### DIRECTIONS
Give a verbatim copy of the lines below, minus the pictures.

══ INFORMATION SUPPLIED ══

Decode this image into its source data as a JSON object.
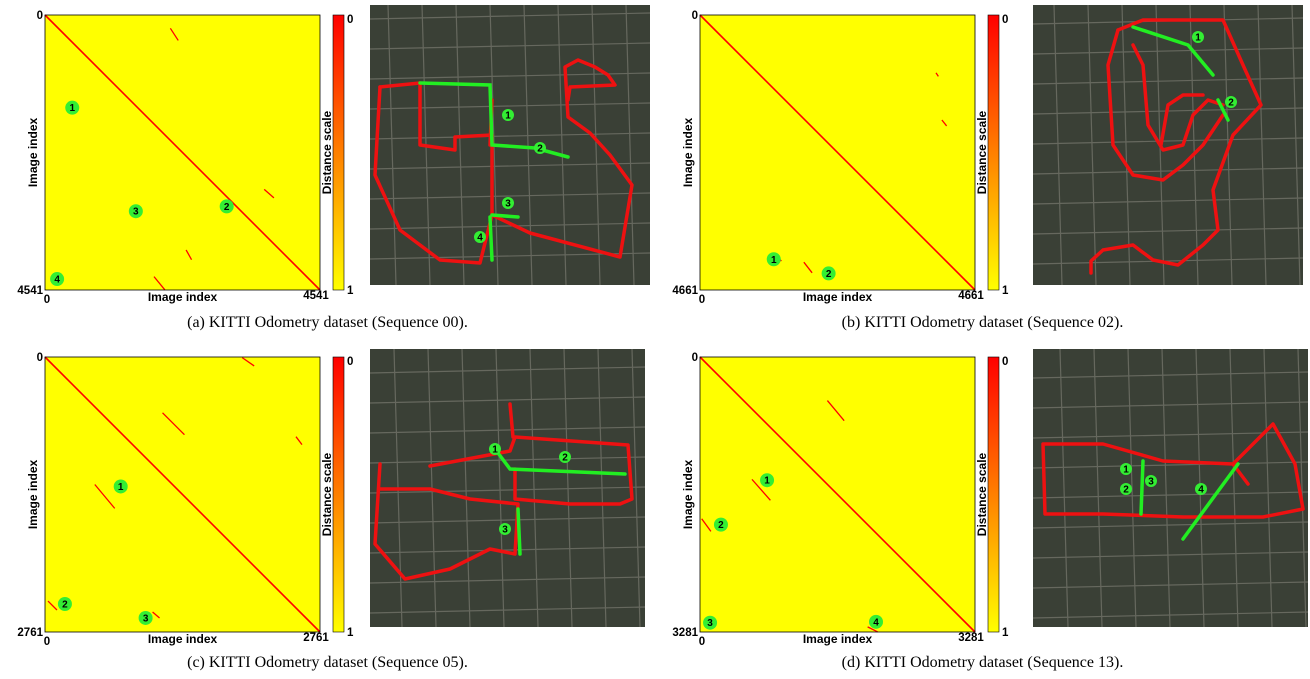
{
  "colors": {
    "matrix_bg": "#ffff00",
    "loop_red": "#ff0000",
    "marker_green": "#33ee33",
    "trajectory_red": "#ee1111",
    "loop_green": "#22ee22",
    "aerial_dark": "#3a4036",
    "aerial_light": "#8a8a80"
  },
  "panels": [
    {
      "caption": "(a)  KITTI Odometry dataset (Sequence 00).",
      "chart_data": {
        "type": "heatmap",
        "xlabel": "Image index",
        "ylabel": "Image index",
        "colorbar_label": "Distance scale",
        "colorbar_ticks": [
          "0",
          "1"
        ],
        "n": 4541,
        "axis_ticks": {
          "origin": "0",
          "x_end": "4541",
          "y_end": "4541"
        },
        "loop_segments": [
          {
            "x": [
              1800,
              1980
            ],
            "y": [
              4320,
              4540
            ]
          },
          {
            "x": [
              2070,
              2200
            ],
            "y": [
              220,
              420
            ]
          },
          {
            "x": [
              2330,
              2420
            ],
            "y": [
              3880,
              4040
            ]
          },
          {
            "x": [
              3620,
              3780
            ],
            "y": [
              2880,
              3020
            ]
          }
        ],
        "markers": [
          {
            "label": "1",
            "x": 450,
            "y": 1530
          },
          {
            "label": "2",
            "x": 3000,
            "y": 3160
          },
          {
            "label": "3",
            "x": 1500,
            "y": 3240
          },
          {
            "label": "4",
            "x": 200,
            "y": 4360
          }
        ]
      },
      "map_markers": [
        "1",
        "2",
        "3",
        "4"
      ]
    },
    {
      "caption": "(b)  KITTI Odometry dataset (Sequence 02).",
      "chart_data": {
        "type": "heatmap",
        "xlabel": "Image index",
        "ylabel": "Image index",
        "colorbar_label": "Distance scale",
        "colorbar_ticks": [
          "0",
          "1"
        ],
        "n": 4661,
        "axis_ticks": {
          "origin": "0",
          "x_end": "4661",
          "y_end": "4661"
        },
        "loop_segments": [
          {
            "x": [
              1250,
              1380
            ],
            "y": [
              4050,
              4170
            ]
          },
          {
            "x": [
              1760,
              1900
            ],
            "y": [
              4190,
              4370
            ]
          },
          {
            "x": [
              4100,
              4180
            ],
            "y": [
              1780,
              1880
            ]
          },
          {
            "x": [
              4000,
              4040
            ],
            "y": [
              980,
              1040
            ]
          }
        ],
        "markers": [
          {
            "label": "1",
            "x": 1250,
            "y": 4140
          },
          {
            "label": "2",
            "x": 2180,
            "y": 4380
          }
        ]
      },
      "map_markers": [
        "1",
        "2"
      ]
    },
    {
      "caption": "(c)  KITTI Odometry dataset (Sequence 05).",
      "chart_data": {
        "type": "heatmap",
        "xlabel": "Image index",
        "ylabel": "Image index",
        "colorbar_label": "Distance scale",
        "colorbar_ticks": [
          "0",
          "1"
        ],
        "n": 2761,
        "axis_ticks": {
          "origin": "0",
          "x_end": "2761",
          "y_end": "2761"
        },
        "loop_segments": [
          {
            "x": [
              500,
              700
            ],
            "y": [
              1280,
              1520
            ]
          },
          {
            "x": [
              1180,
              1400
            ],
            "y": [
              560,
              780
            ]
          },
          {
            "x": [
              2520,
              2580
            ],
            "y": [
              800,
              880
            ]
          },
          {
            "x": [
              1980,
              2100
            ],
            "y": [
              6,
              90
            ]
          },
          {
            "x": [
              30,
              120
            ],
            "y": [
              2450,
              2540
            ]
          },
          {
            "x": [
              1080,
              1150
            ],
            "y": [
              2560,
              2620
            ]
          }
        ],
        "markers": [
          {
            "label": "1",
            "x": 760,
            "y": 1300
          },
          {
            "label": "2",
            "x": 200,
            "y": 2480
          },
          {
            "label": "3",
            "x": 1010,
            "y": 2620
          }
        ]
      },
      "map_markers": [
        "1",
        "2",
        "3"
      ]
    },
    {
      "caption": "(d)  KITTI Odometry dataset (Sequence 13).",
      "chart_data": {
        "type": "heatmap",
        "xlabel": "Image index",
        "ylabel": "Image index",
        "colorbar_label": "Distance scale",
        "colorbar_ticks": [
          "0",
          "1"
        ],
        "n": 3281,
        "axis_ticks": {
          "origin": "0",
          "x_end": "3281",
          "y_end": "3281"
        },
        "loop_segments": [
          {
            "x": [
              620,
              840
            ],
            "y": [
              1460,
              1710
            ]
          },
          {
            "x": [
              1520,
              1720
            ],
            "y": [
              520,
              760
            ]
          },
          {
            "x": [
              20,
              130
            ],
            "y": [
              1930,
              2080
            ]
          },
          {
            "x": [
              2000,
              2120
            ],
            "y": [
              3220,
              3280
            ]
          }
        ],
        "markers": [
          {
            "label": "1",
            "x": 800,
            "y": 1470
          },
          {
            "label": "2",
            "x": 250,
            "y": 2000
          },
          {
            "label": "3",
            "x": 120,
            "y": 3170
          },
          {
            "label": "4",
            "x": 2100,
            "y": 3160
          }
        ]
      },
      "map_markers": [
        "1",
        "2",
        "3",
        "4"
      ]
    }
  ]
}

═══

### ANSWER TO THE TASK
Decode this image into its source data as a JSON object.
{
  "colors": {
    "matrix_bg": "#ffff00",
    "loop_red": "#ff0000",
    "marker_green": "#33ee33",
    "trajectory_red": "#ee1111",
    "loop_green": "#22ee22",
    "aerial_dark": "#3a4036",
    "aerial_light": "#8a8a80"
  },
  "panels": [
    {
      "caption": "(a)  KITTI Odometry dataset (Sequence 00).",
      "chart_data": {
        "type": "heatmap",
        "xlabel": "Image index",
        "ylabel": "Image index",
        "colorbar_label": "Distance scale",
        "colorbar_ticks": [
          "0",
          "1"
        ],
        "n": 4541,
        "axis_ticks": {
          "origin": "0",
          "x_end": "4541",
          "y_end": "4541"
        },
        "loop_segments": [
          {
            "x": [
              1800,
              1980
            ],
            "y": [
              4320,
              4540
            ]
          },
          {
            "x": [
              2070,
              2200
            ],
            "y": [
              220,
              420
            ]
          },
          {
            "x": [
              2330,
              2420
            ],
            "y": [
              3880,
              4040
            ]
          },
          {
            "x": [
              3620,
              3780
            ],
            "y": [
              2880,
              3020
            ]
          }
        ],
        "markers": [
          {
            "label": "1",
            "x": 450,
            "y": 1530
          },
          {
            "label": "2",
            "x": 3000,
            "y": 3160
          },
          {
            "label": "3",
            "x": 1500,
            "y": 3240
          },
          {
            "label": "4",
            "x": 200,
            "y": 4360
          }
        ]
      },
      "map_markers": [
        "1",
        "2",
        "3",
        "4"
      ]
    },
    {
      "caption": "(b)  KITTI Odometry dataset (Sequence 02).",
      "chart_data": {
        "type": "heatmap",
        "xlabel": "Image index",
        "ylabel": "Image index",
        "colorbar_label": "Distance scale",
        "colorbar_ticks": [
          "0",
          "1"
        ],
        "n": 4661,
        "axis_ticks": {
          "origin": "0",
          "x_end": "4661",
          "y_end": "4661"
        },
        "loop_segments": [
          {
            "x": [
              1250,
              1380
            ],
            "y": [
              4050,
              4170
            ]
          },
          {
            "x": [
              1760,
              1900
            ],
            "y": [
              4190,
              4370
            ]
          },
          {
            "x": [
              4100,
              4180
            ],
            "y": [
              1780,
              1880
            ]
          },
          {
            "x": [
              4000,
              4040
            ],
            "y": [
              980,
              1040
            ]
          }
        ],
        "markers": [
          {
            "label": "1",
            "x": 1250,
            "y": 4140
          },
          {
            "label": "2",
            "x": 2180,
            "y": 4380
          }
        ]
      },
      "map_markers": [
        "1",
        "2"
      ]
    },
    {
      "caption": "(c)  KITTI Odometry dataset (Sequence 05).",
      "chart_data": {
        "type": "heatmap",
        "xlabel": "Image index",
        "ylabel": "Image index",
        "colorbar_label": "Distance scale",
        "colorbar_ticks": [
          "0",
          "1"
        ],
        "n": 2761,
        "axis_ticks": {
          "origin": "0",
          "x_end": "2761",
          "y_end": "2761"
        },
        "loop_segments": [
          {
            "x": [
              500,
              700
            ],
            "y": [
              1280,
              1520
            ]
          },
          {
            "x": [
              1180,
              1400
            ],
            "y": [
              560,
              780
            ]
          },
          {
            "x": [
              2520,
              2580
            ],
            "y": [
              800,
              880
            ]
          },
          {
            "x": [
              1980,
              2100
            ],
            "y": [
              6,
              90
            ]
          },
          {
            "x": [
              30,
              120
            ],
            "y": [
              2450,
              2540
            ]
          },
          {
            "x": [
              1080,
              1150
            ],
            "y": [
              2560,
              2620
            ]
          }
        ],
        "markers": [
          {
            "label": "1",
            "x": 760,
            "y": 1300
          },
          {
            "label": "2",
            "x": 200,
            "y": 2480
          },
          {
            "label": "3",
            "x": 1010,
            "y": 2620
          }
        ]
      },
      "map_markers": [
        "1",
        "2",
        "3"
      ]
    },
    {
      "caption": "(d)  KITTI Odometry dataset (Sequence 13).",
      "chart_data": {
        "type": "heatmap",
        "xlabel": "Image index",
        "ylabel": "Image index",
        "colorbar_label": "Distance scale",
        "colorbar_ticks": [
          "0",
          "1"
        ],
        "n": 3281,
        "axis_ticks": {
          "origin": "0",
          "x_end": "3281",
          "y_end": "3281"
        },
        "loop_segments": [
          {
            "x": [
              620,
              840
            ],
            "y": [
              1460,
              1710
            ]
          },
          {
            "x": [
              1520,
              1720
            ],
            "y": [
              520,
              760
            ]
          },
          {
            "x": [
              20,
              130
            ],
            "y": [
              1930,
              2080
            ]
          },
          {
            "x": [
              2000,
              2120
            ],
            "y": [
              3220,
              3280
            ]
          }
        ],
        "markers": [
          {
            "label": "1",
            "x": 800,
            "y": 1470
          },
          {
            "label": "2",
            "x": 250,
            "y": 2000
          },
          {
            "label": "3",
            "x": 120,
            "y": 3170
          },
          {
            "label": "4",
            "x": 2100,
            "y": 3160
          }
        ]
      },
      "map_markers": [
        "1",
        "2",
        "3",
        "4"
      ]
    }
  ]
}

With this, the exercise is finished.